**STATED PROBLEM**
Check every line of the entries for "jako", and copy the lines that hold it.

**RECORDS PROVIDED**
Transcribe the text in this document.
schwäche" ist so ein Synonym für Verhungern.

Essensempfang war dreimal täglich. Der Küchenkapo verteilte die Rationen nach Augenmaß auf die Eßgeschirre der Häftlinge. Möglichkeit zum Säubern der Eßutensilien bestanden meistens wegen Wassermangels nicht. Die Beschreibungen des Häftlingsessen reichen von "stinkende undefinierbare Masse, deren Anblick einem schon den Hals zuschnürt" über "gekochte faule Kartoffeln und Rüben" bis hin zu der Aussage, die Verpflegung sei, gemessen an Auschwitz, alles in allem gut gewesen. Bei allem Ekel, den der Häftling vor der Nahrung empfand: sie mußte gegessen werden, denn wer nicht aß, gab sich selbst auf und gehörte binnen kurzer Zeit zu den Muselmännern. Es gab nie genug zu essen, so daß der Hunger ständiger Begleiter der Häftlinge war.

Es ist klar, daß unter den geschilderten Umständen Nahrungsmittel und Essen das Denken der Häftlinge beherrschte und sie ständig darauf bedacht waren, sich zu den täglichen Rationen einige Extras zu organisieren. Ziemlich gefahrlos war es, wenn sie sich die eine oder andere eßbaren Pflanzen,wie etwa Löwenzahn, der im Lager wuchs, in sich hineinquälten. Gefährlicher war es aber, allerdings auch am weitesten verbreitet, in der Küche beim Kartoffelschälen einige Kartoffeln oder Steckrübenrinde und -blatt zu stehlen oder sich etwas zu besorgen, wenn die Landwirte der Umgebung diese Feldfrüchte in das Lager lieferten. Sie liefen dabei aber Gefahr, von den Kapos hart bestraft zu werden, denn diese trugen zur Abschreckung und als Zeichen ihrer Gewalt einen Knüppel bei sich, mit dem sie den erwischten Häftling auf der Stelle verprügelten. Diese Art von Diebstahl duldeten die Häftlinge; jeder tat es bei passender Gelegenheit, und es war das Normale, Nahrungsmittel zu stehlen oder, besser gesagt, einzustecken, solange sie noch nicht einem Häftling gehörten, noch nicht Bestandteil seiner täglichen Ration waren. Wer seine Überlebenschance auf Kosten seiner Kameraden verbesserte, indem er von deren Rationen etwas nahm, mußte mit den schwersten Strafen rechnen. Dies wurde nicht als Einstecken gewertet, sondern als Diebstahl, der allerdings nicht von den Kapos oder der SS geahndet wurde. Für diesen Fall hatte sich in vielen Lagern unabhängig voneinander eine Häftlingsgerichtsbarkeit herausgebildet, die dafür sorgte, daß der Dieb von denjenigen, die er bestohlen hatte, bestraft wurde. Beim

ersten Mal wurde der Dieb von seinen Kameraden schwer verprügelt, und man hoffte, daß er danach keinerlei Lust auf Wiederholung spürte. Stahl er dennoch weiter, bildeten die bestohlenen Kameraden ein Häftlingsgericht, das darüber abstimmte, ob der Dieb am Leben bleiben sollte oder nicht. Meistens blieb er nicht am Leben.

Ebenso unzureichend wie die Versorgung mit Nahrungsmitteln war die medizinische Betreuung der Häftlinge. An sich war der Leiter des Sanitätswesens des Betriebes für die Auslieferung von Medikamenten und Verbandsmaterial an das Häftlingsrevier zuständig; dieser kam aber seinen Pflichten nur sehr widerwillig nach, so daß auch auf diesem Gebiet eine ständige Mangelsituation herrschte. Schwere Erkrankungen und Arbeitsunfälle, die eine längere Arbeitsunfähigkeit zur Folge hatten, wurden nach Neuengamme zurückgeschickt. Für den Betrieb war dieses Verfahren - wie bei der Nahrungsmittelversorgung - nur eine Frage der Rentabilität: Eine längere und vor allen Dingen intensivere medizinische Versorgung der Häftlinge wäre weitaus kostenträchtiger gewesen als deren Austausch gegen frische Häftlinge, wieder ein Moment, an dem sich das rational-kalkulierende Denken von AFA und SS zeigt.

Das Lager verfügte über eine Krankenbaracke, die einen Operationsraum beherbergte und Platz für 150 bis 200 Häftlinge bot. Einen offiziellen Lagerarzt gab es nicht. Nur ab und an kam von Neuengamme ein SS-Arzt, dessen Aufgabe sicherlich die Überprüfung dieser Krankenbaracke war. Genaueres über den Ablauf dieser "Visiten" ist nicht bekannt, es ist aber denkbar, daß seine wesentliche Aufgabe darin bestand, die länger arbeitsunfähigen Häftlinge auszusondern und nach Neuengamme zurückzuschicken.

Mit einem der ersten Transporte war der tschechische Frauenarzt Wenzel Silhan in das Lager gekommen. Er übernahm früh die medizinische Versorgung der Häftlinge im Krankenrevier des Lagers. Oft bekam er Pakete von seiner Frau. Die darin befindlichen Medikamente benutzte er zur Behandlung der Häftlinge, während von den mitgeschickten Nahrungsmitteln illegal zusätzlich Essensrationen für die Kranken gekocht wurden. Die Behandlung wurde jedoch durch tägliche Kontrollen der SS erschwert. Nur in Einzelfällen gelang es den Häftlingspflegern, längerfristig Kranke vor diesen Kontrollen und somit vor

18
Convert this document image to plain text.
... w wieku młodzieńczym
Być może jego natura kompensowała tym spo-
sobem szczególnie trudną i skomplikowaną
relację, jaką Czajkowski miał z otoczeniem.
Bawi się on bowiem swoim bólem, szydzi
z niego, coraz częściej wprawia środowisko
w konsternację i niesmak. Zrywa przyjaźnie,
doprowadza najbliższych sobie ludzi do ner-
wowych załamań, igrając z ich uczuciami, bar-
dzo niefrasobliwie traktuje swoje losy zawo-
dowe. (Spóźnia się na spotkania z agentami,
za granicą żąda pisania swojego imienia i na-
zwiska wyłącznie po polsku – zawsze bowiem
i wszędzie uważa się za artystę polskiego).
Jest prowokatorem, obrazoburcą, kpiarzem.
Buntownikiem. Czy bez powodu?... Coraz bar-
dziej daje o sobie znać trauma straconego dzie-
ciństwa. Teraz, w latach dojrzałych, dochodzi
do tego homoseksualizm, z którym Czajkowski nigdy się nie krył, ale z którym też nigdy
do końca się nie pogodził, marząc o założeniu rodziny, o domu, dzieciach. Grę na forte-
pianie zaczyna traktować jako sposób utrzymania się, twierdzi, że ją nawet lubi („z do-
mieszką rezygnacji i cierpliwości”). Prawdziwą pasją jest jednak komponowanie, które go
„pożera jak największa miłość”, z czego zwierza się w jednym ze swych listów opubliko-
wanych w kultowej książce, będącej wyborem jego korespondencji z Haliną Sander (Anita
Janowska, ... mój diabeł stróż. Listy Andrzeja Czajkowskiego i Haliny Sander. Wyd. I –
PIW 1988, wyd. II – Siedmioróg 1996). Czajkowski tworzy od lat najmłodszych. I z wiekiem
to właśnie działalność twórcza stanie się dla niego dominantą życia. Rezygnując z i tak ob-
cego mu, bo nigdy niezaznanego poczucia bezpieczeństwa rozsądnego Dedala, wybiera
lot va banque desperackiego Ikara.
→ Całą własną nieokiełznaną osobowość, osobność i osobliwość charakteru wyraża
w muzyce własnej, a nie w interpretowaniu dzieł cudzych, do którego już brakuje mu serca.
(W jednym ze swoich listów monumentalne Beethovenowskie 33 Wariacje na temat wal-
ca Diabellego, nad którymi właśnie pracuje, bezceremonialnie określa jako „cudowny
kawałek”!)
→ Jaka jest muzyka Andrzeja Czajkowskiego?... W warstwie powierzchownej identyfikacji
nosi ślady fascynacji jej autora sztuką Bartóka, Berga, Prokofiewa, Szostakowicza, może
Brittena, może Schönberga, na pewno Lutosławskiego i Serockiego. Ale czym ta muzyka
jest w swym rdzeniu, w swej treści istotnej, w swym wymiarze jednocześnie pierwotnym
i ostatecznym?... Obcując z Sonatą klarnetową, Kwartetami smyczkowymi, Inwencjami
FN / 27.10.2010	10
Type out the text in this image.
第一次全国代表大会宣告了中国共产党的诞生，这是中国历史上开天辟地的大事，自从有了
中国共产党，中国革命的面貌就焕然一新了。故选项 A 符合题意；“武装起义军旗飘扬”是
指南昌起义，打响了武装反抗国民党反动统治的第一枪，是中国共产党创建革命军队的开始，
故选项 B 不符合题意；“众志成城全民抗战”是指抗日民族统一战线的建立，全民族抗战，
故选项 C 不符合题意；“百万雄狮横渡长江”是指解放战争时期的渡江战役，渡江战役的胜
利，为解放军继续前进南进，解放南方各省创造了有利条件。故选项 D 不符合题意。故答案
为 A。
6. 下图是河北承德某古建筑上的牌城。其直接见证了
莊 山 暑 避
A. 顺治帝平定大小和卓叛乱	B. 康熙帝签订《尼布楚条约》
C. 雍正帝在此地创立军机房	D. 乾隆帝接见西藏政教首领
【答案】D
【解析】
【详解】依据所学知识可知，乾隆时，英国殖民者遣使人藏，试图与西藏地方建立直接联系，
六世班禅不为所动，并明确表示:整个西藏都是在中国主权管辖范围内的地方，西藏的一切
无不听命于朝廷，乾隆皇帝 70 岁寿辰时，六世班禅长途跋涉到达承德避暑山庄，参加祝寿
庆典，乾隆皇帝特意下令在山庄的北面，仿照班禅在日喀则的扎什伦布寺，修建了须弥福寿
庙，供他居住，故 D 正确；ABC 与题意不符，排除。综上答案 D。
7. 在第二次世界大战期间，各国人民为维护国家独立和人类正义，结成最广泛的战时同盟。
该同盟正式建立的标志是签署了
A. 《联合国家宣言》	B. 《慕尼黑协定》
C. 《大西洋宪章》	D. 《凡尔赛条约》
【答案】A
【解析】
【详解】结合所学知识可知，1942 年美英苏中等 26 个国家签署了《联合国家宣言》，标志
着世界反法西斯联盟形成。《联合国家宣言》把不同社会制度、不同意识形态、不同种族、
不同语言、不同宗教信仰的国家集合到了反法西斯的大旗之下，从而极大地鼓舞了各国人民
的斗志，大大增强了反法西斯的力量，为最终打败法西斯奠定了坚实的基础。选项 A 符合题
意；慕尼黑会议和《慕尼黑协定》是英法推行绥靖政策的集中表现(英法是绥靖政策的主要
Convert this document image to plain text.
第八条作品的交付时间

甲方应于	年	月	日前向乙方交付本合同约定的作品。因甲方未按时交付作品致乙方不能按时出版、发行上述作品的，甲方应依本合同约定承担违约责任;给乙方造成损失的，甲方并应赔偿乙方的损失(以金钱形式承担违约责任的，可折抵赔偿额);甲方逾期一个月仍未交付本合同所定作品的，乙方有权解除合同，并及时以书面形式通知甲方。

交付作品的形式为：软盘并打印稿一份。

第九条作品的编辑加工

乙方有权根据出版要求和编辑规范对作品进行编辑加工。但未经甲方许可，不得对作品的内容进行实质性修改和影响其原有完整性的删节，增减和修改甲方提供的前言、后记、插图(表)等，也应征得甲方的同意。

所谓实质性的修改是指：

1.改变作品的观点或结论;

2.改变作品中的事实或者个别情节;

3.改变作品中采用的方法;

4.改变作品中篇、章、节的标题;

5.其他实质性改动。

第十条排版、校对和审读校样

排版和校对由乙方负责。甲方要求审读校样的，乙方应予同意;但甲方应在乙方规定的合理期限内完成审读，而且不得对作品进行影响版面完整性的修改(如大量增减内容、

**OUTPUT FOR THIS EXERCISE**
pianie zaczyna traktować jako sposób utrzymania się, twierdzi, że ją nawet lubi („z do-
ca Diabellego, nad którymi właśnie pracuje, bezceremonialnie określa jako „cudowny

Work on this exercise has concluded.